**Goal**
Exact repetition is required: output every record in full.

·····

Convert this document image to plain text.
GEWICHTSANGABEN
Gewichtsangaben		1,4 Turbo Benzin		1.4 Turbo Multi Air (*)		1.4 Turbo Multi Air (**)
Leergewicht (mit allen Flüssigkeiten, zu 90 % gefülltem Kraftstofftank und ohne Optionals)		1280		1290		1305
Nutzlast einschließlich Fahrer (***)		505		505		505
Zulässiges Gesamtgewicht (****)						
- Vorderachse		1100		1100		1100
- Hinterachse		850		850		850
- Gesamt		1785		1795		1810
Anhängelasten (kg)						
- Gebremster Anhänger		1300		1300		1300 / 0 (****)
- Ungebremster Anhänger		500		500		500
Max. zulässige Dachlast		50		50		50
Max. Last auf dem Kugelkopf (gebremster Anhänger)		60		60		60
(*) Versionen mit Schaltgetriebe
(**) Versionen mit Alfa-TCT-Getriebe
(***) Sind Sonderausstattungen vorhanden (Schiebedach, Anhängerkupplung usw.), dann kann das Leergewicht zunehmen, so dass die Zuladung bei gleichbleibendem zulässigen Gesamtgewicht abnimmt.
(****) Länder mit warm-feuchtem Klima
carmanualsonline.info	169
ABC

·····

**Written reply**
Convert this document image to plain text.
GEWICHTSANGABEN
Gewichtsangaben		1,4 Turbo Benzin		1.4 Turbo Multi Air (*)		1.4 Turbo Multi Air (**)
Leergewicht (mit allen Flüssigkeiten, zu 90 % gefülltem Kraftstofftank und ohne Optionals)		1280		1290		1305
Nutzlast einschließlich Fahrer (***)		505		505		505
Zulässiges Gesamtgewicht (****)						
- Vorderachse		1100		1100		1100
- Hinterachse		850		850		850
- Gesamt		1785		1795		1810
Anhängelasten (kg)						
- Gebremster Anhänger		1300		1300		1300 / 0 (****)
- Ungebremster Anhänger		500		500		500
Max. zulässige Dachlast		50		50		50
Max. Last auf dem Kugelkopf (gebremster Anhänger)		60		60		60
(*) Versionen mit Schaltgetriebe
(**) Versionen mit Alfa-TCT-Getriebe
(***) Sind Sonderausstattungen vorhanden (Schiebedach, Anhängerkupplung usw.), dann kann das Leergewicht zunehmen, so dass die Zuladung bei gleichbleibendem zulässigen Gesamtgewicht abnimmt.
(****) Länder mit warm-feuchtem Klima
carmanualsonline.info	169
ABC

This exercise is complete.